### [Task goal]
Using the data beneath, show every line that includes the word "source".

---

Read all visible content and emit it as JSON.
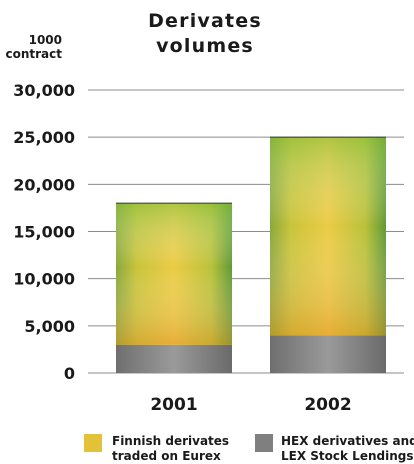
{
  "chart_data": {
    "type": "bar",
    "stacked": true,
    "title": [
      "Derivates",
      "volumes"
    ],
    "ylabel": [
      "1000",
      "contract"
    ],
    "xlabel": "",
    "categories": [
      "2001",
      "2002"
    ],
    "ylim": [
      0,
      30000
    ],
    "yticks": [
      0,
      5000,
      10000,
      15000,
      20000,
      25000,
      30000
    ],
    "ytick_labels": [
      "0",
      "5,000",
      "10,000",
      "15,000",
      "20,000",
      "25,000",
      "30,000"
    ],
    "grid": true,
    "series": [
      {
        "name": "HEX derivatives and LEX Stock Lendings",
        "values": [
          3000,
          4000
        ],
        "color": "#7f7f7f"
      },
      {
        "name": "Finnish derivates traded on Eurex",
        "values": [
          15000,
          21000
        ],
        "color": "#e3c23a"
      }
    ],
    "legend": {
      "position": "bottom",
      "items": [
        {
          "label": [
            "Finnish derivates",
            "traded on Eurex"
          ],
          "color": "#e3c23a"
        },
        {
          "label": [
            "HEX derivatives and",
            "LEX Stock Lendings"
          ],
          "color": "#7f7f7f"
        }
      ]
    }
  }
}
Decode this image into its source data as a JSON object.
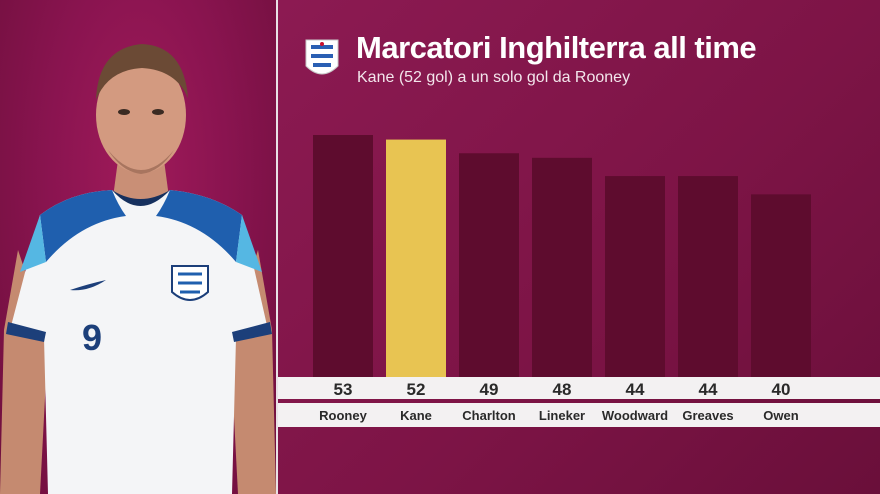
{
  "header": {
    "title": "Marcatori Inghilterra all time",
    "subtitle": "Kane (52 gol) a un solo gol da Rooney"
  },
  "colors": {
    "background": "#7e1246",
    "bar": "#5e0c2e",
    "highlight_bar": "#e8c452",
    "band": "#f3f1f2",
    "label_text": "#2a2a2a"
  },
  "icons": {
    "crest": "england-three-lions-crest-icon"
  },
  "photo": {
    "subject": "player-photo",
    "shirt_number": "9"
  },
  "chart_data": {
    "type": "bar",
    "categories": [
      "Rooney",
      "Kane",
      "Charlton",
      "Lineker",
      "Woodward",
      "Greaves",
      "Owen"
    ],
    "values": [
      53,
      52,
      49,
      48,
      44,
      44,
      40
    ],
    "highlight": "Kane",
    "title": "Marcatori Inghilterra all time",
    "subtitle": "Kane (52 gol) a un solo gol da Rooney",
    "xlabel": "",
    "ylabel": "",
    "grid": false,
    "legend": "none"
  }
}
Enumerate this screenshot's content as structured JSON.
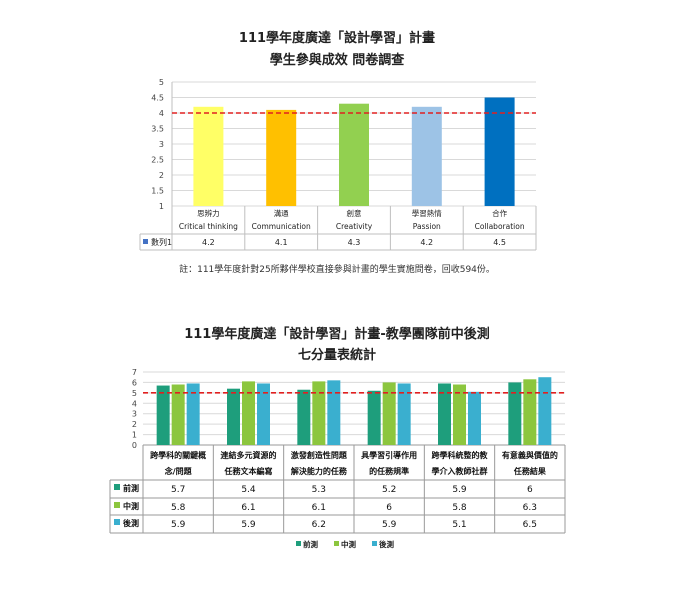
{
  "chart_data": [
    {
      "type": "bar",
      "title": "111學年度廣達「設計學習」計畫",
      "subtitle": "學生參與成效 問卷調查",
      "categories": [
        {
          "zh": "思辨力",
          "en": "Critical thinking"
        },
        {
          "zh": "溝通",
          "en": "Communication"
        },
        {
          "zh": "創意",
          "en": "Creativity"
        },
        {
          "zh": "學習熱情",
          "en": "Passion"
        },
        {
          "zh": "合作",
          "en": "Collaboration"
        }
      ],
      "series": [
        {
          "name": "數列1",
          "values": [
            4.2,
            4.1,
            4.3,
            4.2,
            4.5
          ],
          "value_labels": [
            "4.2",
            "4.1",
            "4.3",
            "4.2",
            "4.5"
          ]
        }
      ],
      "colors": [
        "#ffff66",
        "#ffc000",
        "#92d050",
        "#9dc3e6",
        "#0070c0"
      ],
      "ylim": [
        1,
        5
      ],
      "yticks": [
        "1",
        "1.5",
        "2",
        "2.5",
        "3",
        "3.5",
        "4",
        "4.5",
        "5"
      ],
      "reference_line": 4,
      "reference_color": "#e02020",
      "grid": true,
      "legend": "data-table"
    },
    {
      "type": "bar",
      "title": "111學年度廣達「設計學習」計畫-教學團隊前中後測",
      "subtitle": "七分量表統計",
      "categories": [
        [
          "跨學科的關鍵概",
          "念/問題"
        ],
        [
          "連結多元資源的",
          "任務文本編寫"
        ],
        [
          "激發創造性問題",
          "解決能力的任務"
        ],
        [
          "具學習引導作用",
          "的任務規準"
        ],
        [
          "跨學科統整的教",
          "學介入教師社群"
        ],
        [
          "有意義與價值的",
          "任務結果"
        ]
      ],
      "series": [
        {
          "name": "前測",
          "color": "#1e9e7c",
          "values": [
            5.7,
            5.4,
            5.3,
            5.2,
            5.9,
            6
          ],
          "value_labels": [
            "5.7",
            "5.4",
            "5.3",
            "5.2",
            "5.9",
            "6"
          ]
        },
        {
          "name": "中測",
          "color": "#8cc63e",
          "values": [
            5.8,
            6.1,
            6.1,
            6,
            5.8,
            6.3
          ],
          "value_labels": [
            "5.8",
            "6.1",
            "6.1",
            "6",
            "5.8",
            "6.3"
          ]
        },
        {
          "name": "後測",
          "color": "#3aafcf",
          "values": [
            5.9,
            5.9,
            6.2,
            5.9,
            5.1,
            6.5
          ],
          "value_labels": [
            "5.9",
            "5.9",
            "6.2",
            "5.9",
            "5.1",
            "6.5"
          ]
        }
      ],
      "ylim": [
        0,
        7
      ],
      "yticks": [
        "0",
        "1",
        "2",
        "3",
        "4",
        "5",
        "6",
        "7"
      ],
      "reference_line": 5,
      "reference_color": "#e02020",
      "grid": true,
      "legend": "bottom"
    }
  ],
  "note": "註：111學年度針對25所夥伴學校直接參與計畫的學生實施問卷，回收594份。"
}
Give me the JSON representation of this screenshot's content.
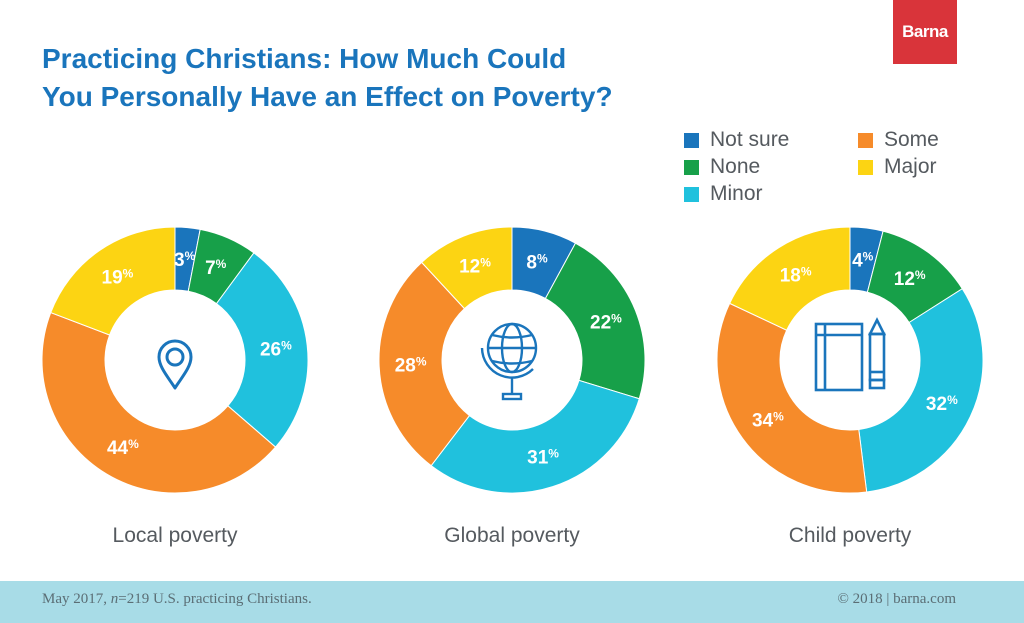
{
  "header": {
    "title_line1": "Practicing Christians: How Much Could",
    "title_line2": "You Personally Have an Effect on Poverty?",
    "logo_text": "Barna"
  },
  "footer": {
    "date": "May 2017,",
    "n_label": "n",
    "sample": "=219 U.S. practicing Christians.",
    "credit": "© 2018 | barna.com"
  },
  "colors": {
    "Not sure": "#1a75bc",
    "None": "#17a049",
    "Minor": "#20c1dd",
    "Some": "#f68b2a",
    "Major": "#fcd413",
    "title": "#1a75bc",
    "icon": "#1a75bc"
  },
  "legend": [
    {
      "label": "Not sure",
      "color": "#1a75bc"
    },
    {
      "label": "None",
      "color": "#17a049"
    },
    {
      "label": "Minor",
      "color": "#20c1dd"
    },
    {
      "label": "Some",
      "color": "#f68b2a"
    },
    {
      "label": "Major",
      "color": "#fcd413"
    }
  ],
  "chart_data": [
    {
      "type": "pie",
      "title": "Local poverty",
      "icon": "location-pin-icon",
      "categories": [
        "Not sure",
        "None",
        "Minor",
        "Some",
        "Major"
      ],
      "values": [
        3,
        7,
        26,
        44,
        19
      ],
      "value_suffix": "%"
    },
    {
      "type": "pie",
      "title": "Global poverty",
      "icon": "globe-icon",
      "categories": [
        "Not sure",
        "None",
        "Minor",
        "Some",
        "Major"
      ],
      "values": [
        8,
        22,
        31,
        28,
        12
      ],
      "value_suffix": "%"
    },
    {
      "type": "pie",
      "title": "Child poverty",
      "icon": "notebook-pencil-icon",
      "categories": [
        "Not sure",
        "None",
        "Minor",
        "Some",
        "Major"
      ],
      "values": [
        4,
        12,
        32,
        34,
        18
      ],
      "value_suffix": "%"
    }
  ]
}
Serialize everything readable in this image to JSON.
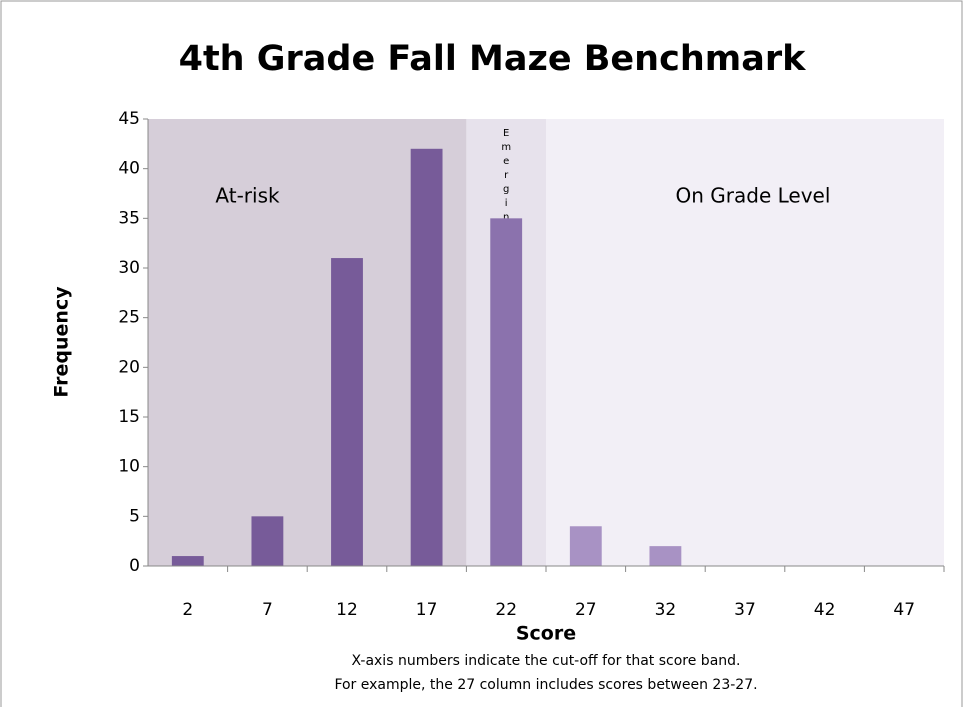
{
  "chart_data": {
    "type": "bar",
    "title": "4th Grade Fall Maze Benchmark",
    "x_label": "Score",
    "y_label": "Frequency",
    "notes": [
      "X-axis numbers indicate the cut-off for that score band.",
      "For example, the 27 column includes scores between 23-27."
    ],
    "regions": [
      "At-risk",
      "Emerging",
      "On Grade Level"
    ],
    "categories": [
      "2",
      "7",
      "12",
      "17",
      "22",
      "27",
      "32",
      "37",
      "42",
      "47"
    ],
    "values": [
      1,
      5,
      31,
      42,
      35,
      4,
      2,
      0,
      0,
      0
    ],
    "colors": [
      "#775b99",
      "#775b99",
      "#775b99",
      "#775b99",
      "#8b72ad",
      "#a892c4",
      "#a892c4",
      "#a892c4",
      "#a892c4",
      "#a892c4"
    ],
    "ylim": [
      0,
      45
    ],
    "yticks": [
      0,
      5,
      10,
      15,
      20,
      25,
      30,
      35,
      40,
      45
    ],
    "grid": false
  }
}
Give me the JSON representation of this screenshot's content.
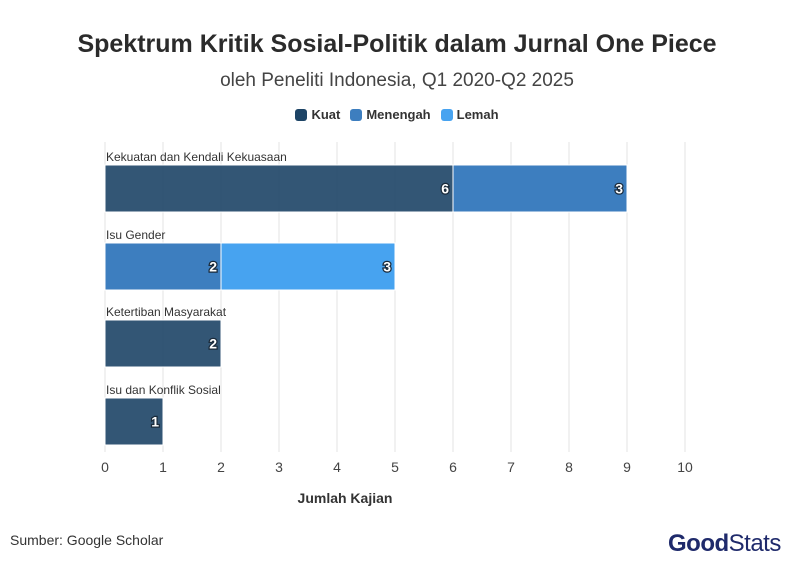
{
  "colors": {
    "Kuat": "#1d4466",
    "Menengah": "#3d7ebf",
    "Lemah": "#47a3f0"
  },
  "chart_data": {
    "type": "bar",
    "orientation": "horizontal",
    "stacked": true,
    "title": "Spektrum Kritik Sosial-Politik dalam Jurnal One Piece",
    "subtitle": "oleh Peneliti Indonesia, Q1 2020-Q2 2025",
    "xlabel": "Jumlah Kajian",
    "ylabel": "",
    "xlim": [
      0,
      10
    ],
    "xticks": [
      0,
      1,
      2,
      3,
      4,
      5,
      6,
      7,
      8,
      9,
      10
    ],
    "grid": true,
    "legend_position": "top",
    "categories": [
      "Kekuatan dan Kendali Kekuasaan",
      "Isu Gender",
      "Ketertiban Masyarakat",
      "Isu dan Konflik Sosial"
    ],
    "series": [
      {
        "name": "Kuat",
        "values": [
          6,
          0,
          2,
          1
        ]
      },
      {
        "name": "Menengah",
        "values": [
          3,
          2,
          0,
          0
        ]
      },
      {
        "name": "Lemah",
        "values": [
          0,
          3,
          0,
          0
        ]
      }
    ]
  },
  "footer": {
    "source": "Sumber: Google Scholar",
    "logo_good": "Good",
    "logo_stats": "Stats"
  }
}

---

### [Written solution]
Decode this image into its source data as a JSON object.
    "source": "Sumber: Google Scholar",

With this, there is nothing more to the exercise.